*WHAT TO PRODUCE:*
Locate the line that contains "Decode this image" in the entries below. Retype it and all following lines through the final one, character for character.

*Figure record extracts:*
· · · · ·

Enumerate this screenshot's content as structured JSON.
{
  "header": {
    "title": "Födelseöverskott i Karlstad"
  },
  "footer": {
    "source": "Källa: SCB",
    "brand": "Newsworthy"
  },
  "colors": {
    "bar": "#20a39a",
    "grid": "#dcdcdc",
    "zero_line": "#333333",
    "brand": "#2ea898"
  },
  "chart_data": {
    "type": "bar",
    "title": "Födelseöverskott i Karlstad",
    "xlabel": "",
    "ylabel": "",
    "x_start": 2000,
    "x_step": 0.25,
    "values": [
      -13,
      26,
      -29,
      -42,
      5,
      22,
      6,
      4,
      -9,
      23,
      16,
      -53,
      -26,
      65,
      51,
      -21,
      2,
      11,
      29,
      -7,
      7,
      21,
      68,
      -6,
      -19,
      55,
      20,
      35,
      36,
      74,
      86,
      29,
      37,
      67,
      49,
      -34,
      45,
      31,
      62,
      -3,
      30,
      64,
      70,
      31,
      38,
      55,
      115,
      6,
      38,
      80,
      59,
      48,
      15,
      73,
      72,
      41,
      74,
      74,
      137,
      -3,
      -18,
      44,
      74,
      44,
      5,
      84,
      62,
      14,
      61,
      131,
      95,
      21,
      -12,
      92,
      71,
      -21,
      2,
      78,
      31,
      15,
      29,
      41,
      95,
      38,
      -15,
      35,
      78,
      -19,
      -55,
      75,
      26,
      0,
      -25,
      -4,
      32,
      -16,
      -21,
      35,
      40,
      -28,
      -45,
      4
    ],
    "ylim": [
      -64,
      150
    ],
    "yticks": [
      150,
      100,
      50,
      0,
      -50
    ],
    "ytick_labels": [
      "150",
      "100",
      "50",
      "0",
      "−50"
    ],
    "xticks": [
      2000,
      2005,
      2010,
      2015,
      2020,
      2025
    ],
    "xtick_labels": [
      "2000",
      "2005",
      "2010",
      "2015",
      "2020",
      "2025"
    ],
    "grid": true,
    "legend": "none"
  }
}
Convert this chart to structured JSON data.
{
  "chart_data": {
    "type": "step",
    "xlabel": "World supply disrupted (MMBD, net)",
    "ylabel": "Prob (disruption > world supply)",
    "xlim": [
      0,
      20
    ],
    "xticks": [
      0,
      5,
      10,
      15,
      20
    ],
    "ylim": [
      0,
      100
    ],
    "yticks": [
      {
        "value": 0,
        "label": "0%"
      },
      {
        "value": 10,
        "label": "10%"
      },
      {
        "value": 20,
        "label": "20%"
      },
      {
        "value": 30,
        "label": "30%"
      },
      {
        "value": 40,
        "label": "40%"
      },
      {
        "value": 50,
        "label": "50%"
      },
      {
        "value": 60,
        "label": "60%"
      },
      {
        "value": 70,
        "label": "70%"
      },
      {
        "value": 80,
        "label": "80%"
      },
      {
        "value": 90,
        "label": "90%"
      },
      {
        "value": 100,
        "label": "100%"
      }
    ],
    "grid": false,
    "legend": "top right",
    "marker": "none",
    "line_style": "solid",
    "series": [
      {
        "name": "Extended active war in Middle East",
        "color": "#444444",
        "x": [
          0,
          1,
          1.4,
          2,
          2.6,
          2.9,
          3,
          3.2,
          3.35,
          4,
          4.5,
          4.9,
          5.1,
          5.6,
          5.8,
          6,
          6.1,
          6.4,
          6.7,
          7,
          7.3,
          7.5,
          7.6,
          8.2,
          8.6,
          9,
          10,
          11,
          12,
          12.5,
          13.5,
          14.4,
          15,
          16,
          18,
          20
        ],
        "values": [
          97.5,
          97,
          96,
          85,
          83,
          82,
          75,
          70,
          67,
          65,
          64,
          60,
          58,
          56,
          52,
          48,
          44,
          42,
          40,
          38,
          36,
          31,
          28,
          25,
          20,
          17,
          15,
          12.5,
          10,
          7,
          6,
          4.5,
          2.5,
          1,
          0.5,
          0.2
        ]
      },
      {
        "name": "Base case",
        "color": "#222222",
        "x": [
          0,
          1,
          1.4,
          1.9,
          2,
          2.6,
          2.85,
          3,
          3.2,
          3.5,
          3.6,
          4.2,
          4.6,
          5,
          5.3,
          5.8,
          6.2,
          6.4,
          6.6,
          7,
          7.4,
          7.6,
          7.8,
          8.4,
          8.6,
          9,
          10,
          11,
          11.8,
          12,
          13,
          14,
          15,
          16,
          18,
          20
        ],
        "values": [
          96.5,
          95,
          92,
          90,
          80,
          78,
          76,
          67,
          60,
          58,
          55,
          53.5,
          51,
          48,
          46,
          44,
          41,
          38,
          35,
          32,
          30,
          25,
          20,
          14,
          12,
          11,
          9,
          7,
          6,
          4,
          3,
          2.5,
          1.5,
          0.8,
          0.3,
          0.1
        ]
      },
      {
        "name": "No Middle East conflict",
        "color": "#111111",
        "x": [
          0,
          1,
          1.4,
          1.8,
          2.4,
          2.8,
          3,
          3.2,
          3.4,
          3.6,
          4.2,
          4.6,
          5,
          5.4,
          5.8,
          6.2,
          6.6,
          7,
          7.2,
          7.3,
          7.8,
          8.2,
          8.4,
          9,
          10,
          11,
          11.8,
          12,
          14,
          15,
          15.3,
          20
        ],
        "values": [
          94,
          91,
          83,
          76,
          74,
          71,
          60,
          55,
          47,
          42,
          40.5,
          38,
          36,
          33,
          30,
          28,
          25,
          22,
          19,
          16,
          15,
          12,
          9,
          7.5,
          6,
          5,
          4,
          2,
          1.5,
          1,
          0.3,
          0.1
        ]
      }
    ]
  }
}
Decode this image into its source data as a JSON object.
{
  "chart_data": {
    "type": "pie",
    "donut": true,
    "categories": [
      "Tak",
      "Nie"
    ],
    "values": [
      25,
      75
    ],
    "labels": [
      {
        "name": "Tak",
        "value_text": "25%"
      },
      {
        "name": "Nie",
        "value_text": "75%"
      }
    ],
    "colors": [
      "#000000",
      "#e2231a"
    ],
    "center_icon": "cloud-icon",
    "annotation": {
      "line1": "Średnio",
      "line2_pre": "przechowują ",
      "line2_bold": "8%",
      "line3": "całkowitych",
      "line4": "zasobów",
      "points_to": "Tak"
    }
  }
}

· · · · ·

*OUTPUT OF THE EXERCISE:*
Decode this image into its source data as a JSON object.
{
  "chart_data": {
    "type": "pie",
    "donut": true,
    "categories": [
      "Tak",
      "Nie"
    ],
    "values": [
      25,
      75
    ],
    "labels": [
      {
        "name": "Tak",
        "value_text": "25%"
      },
      {
        "name": "Nie",
        "value_text": "75%"
      }
    ],
    "colors": [
      "#000000",
      "#e2231a"
    ],
    "center_icon": "cloud-icon",
    "annotation": {
      "line1": "Średnio",
      "line2_pre": "przechowują ",
      "line2_bold": "8%",
      "line3": "całkowitych",
      "line4": "zasobów",
      "points_to": "Tak"
    }
  }
}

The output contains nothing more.